- _Prompt A_:
Please condense the paragraph beginning "The New Zealand investigators searched" from the text on the combined hormonal contraceptive review into a short list, keeping its main facts.
- _Prompt B_:
In the text on the combined hormonal contraceptive review, how many randomized clinical trials and subjects did the review cover?

[Text passage Boundary: Start]

However, compared to other medical options for HMB, the COCP is less effective than the levonorgestrel‐releasing intrauterine system (LNG-IUS). On the other hand, limited evidence indicates that the COCP and the contraceptive vaginal ring (CVR) have similar effects. Evidence is insufficient to ascertain comparative efficacy of combined hormonal contraceptives versus nonsteroidal anti‐inflammatory drugs (NSAIDs) or a long course of progestogens.

The review of eight randomized clinical trials comprising 805 subjects is an update to a review which focused on the COCP alone. The scope of the new review has been broadened to encompass other types of delivery of combined hormonal contraceptives to decrease menstrual blood loss (MBL).

The New Zealand investigators searched the Gynecology and Fertility Group trials register, MEDLINE, Embase, CENTRAL, CINAHL and PsycINFO for all randomized controlled trials of COCP and CVR for treatment of HMB. They also searched trial registers and the reference lists of retrieved studies for additional trials.

Two of the eight included studies were deemed of moderate quality, while the remaining six studies were low to very low quality, primarily due to serious risk of bias from lack of blinding and concerns over precision.

The major review outcomes were treatment success, MBL (assessed objectively, semi-objectively or subjectively) and participant satisfaction with treatment. Secondary outcomes were adverse events (AEs), quality of life and hemoglobin level.

 “The COCP is claimed to have a variety of beneficial effects, inducing a regular shedding of a thinner endometrium and inhibiting ovulation, thus having the effect of both treating HMB and providing contraception,” the authors wrote.

The COOP achieved successful treatment of HMB in 12% to 77% of women, compared to only 3% in women taking placebo.

[Text passage Boundary: End]
[Data shown Boundary: Start]

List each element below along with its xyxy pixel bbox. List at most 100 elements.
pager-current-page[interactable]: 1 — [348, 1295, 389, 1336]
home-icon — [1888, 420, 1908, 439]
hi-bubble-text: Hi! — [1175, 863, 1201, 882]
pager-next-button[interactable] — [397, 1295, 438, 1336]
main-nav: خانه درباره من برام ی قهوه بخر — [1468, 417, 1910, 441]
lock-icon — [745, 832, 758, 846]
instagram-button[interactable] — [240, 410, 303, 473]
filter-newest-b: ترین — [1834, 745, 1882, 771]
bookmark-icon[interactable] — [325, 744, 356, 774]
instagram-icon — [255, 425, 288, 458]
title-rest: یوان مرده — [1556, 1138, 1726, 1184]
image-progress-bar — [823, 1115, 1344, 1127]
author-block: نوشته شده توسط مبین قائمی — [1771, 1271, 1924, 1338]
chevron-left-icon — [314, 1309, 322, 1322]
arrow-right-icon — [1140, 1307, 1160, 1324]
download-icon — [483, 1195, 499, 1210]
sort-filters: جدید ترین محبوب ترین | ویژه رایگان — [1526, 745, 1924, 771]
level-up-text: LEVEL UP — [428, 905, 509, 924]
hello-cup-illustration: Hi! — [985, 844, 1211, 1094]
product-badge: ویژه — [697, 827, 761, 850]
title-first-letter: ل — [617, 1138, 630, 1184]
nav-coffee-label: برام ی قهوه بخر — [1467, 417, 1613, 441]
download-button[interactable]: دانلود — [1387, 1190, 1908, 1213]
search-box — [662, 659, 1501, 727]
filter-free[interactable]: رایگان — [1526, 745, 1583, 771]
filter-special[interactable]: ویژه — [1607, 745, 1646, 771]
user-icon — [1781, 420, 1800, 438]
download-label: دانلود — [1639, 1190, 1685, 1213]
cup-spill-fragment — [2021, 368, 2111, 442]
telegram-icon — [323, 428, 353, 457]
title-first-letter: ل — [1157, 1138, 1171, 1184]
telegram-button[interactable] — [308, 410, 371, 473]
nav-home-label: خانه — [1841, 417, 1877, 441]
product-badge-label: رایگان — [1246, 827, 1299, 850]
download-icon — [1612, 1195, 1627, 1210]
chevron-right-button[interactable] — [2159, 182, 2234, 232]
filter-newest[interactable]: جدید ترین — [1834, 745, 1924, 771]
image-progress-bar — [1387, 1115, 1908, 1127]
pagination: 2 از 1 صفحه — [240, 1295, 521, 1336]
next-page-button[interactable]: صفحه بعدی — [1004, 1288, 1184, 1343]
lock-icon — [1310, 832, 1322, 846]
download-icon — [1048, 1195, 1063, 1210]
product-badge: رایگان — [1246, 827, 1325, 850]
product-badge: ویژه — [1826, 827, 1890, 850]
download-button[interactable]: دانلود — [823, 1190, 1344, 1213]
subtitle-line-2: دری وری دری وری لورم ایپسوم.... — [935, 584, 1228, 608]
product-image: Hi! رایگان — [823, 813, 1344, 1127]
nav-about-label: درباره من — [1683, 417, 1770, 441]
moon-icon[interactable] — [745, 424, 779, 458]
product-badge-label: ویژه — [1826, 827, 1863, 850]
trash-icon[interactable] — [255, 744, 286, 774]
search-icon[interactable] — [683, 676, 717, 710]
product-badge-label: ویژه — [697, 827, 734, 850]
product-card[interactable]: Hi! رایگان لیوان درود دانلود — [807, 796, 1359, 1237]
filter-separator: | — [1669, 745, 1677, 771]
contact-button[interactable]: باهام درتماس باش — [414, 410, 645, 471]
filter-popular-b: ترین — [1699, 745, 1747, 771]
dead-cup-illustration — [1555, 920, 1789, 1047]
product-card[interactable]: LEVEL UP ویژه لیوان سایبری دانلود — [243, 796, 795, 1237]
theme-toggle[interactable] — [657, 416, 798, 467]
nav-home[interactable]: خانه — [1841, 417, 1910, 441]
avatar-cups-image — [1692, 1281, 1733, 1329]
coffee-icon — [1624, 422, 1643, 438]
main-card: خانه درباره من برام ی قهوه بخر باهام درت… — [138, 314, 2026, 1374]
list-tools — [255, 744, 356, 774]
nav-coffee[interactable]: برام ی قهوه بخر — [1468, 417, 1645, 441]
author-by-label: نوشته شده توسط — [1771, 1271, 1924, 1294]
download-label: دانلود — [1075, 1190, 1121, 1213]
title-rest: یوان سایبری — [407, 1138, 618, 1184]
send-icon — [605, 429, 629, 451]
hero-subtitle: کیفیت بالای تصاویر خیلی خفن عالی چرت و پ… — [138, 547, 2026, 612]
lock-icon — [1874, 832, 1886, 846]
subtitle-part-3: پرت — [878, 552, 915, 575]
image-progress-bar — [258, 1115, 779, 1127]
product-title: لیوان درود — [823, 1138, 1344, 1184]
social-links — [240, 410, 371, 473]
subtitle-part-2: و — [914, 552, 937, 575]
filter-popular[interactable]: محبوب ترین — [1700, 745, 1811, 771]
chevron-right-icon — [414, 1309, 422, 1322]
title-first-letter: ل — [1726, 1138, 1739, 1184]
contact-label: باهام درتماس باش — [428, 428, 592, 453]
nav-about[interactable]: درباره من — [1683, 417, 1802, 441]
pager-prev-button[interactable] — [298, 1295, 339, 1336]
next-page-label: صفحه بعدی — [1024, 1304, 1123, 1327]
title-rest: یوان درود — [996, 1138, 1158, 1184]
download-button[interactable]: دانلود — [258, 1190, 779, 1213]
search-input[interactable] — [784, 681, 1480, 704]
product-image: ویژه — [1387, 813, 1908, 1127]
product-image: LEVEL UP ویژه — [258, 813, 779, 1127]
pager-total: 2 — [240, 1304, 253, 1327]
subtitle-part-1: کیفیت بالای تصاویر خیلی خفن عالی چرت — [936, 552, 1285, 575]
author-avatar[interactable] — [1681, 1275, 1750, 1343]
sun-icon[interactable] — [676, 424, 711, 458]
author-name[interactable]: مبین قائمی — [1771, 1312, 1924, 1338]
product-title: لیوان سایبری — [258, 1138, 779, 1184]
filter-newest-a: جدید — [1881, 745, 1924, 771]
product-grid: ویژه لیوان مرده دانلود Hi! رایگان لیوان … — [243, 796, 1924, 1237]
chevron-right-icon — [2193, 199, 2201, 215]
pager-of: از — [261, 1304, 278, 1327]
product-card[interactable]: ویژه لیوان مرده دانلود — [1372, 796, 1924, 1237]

[Data shown Boundary: End]

- _Task output A_:
- Searched for all randomized controlled trials of COCP and CVR for treating HMB.
- Databases searched: the Gynecology and Fertility Group trials register, MEDLINE, Embase, CENTRAL, CINAHL and PsycINFO.
- Also searched trial registers and the reference lists of retrieved studies.

- _Task output B_:
Eight randomized clinical trials with 805 subjects.